---------- RECORDS FOR PROCESSING ----------

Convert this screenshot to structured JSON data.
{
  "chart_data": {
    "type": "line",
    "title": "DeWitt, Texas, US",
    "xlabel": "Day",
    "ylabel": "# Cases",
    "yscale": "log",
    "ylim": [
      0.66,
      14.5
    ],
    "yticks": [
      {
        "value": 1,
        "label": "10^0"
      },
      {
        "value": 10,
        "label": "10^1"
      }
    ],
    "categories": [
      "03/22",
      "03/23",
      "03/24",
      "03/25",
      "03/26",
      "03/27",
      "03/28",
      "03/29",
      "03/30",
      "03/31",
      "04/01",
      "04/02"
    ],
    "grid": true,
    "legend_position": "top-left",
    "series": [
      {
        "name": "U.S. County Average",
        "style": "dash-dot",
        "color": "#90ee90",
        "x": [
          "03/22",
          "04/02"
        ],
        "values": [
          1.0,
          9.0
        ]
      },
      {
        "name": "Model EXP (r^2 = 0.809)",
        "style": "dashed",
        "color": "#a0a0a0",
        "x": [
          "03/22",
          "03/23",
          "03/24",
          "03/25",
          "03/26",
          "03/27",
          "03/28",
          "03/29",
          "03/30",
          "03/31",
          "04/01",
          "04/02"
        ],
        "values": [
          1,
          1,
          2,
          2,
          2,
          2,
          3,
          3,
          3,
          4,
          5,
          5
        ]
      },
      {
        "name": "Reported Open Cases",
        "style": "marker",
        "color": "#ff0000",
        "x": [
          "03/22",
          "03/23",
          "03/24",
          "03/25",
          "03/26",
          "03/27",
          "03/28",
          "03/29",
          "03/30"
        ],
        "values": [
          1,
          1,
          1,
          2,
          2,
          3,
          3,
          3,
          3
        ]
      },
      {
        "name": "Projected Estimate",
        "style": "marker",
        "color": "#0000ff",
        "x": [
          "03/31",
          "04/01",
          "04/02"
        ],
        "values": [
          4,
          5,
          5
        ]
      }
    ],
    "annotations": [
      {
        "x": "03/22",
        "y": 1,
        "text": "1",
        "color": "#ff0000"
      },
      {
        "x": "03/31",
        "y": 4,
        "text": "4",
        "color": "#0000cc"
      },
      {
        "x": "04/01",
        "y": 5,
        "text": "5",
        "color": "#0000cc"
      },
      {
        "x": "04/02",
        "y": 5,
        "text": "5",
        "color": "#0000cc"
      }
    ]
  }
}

----------

Send back every record, precisely as written.

:: FINISHED TASK ::
Convert this screenshot to structured JSON data.
{
  "chart_data": {
    "type": "line",
    "title": "DeWitt, Texas, US",
    "xlabel": "Day",
    "ylabel": "# Cases",
    "yscale": "log",
    "ylim": [
      0.66,
      14.5
    ],
    "yticks": [
      {
        "value": 1,
        "label": "10^0"
      },
      {
        "value": 10,
        "label": "10^1"
      }
    ],
    "categories": [
      "03/22",
      "03/23",
      "03/24",
      "03/25",
      "03/26",
      "03/27",
      "03/28",
      "03/29",
      "03/30",
      "03/31",
      "04/01",
      "04/02"
    ],
    "grid": true,
    "legend_position": "top-left",
    "series": [
      {
        "name": "U.S. County Average",
        "style": "dash-dot",
        "color": "#90ee90",
        "x": [
          "03/22",
          "04/02"
        ],
        "values": [
          1.0,
          9.0
        ]
      },
      {
        "name": "Model EXP (r^2 = 0.809)",
        "style": "dashed",
        "color": "#a0a0a0",
        "x": [
          "03/22",
          "03/23",
          "03/24",
          "03/25",
          "03/26",
          "03/27",
          "03/28",
          "03/29",
          "03/30",
          "03/31",
          "04/01",
          "04/02"
        ],
        "values": [
          1,
          1,
          2,
          2,
          2,
          2,
          3,
          3,
          3,
          4,
          5,
          5
        ]
      },
      {
        "name": "Reported Open Cases",
        "style": "marker",
        "color": "#ff0000",
        "x": [
          "03/22",
          "03/23",
          "03/24",
          "03/25",
          "03/26",
          "03/27",
          "03/28",
          "03/29",
          "03/30"
        ],
        "values": [
          1,
          1,
          1,
          2,
          2,
          3,
          3,
          3,
          3
        ]
      },
      {
        "name": "Projected Estimate",
        "style": "marker",
        "color": "#0000ff",
        "x": [
          "03/31",
          "04/01",
          "04/02"
        ],
        "values": [
          4,
          5,
          5
        ]
      }
    ],
    "annotations": [
      {
        "x": "03/22",
        "y": 1,
        "text": "1",
        "color": "#ff0000"
      },
      {
        "x": "03/31",
        "y": 4,
        "text": "4",
        "color": "#0000cc"
      },
      {
        "x": "04/01",
        "y": 5,
        "text": "5",
        "color": "#0000cc"
      },
      {
        "x": "04/02",
        "y": 5,
        "text": "5",
        "color": "#0000cc"
      }
    ]
  }
}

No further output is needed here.